= PROMPT =
List every line in this data where the string "text" occurs.

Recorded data
= = = =
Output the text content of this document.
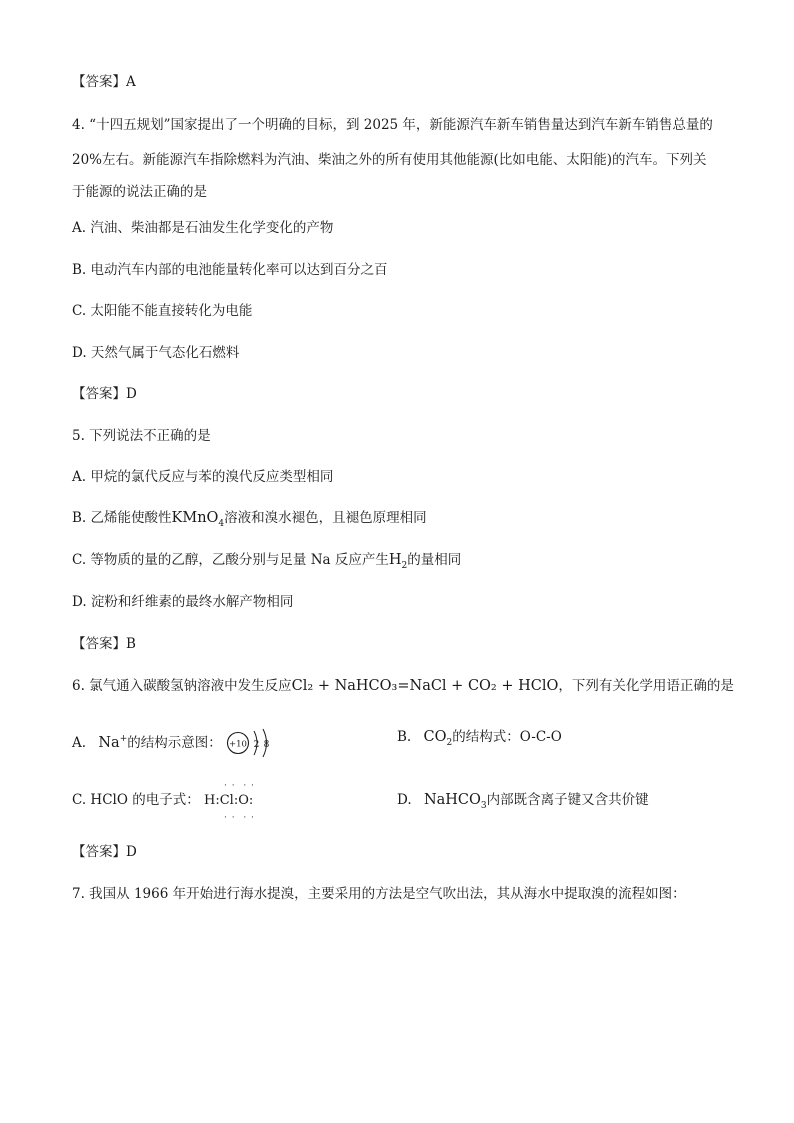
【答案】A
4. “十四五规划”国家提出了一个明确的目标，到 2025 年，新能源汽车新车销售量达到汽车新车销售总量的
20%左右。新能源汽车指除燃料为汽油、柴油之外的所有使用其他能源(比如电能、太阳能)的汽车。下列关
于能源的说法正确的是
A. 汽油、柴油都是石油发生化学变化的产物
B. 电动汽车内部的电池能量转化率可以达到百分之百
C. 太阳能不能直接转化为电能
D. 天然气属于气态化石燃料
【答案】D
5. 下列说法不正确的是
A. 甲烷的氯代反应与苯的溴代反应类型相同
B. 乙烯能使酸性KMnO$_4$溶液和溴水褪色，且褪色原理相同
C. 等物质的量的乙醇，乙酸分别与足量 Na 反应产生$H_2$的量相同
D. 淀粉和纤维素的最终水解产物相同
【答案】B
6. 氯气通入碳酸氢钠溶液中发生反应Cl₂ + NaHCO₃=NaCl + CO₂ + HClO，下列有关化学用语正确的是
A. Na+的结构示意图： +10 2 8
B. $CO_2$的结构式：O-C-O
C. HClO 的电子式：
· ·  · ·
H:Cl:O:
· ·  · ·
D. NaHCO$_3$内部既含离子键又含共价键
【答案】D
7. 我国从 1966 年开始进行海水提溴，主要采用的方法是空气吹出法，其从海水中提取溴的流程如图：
= = = =
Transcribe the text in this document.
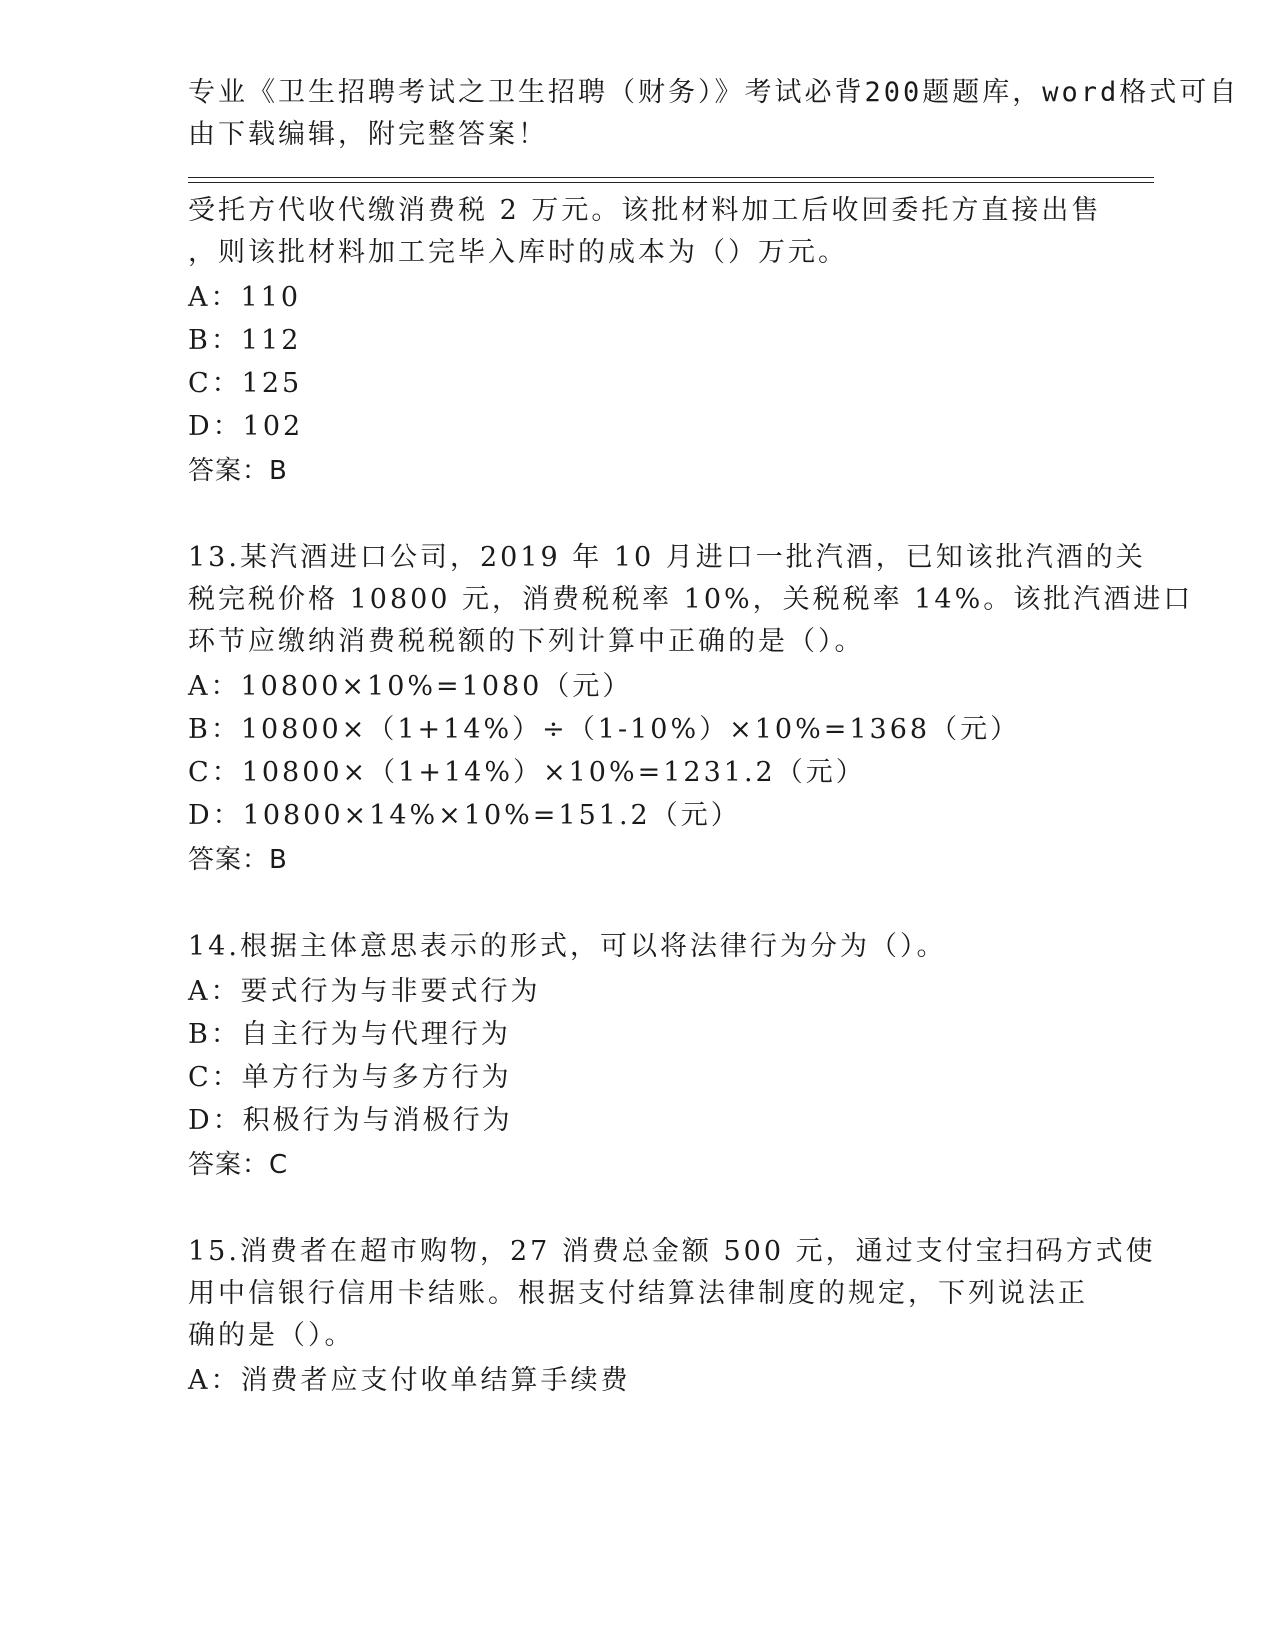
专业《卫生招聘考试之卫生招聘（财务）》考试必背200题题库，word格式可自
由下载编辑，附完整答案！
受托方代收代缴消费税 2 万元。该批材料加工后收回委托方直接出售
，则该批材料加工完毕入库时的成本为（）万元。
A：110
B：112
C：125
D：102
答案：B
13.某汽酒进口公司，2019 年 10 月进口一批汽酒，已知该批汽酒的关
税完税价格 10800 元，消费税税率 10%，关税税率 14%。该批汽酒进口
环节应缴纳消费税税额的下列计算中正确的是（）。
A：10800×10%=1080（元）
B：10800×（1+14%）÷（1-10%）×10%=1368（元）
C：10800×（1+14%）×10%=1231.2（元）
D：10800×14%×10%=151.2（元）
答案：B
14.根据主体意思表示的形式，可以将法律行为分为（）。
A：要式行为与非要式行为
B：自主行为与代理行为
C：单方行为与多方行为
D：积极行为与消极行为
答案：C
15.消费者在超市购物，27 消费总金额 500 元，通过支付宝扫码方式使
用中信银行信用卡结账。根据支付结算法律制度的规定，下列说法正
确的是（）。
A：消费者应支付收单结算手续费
= = = =
= EXERCISE SOLUTION =
Output the text content of this document.
Transcribe the text in this document.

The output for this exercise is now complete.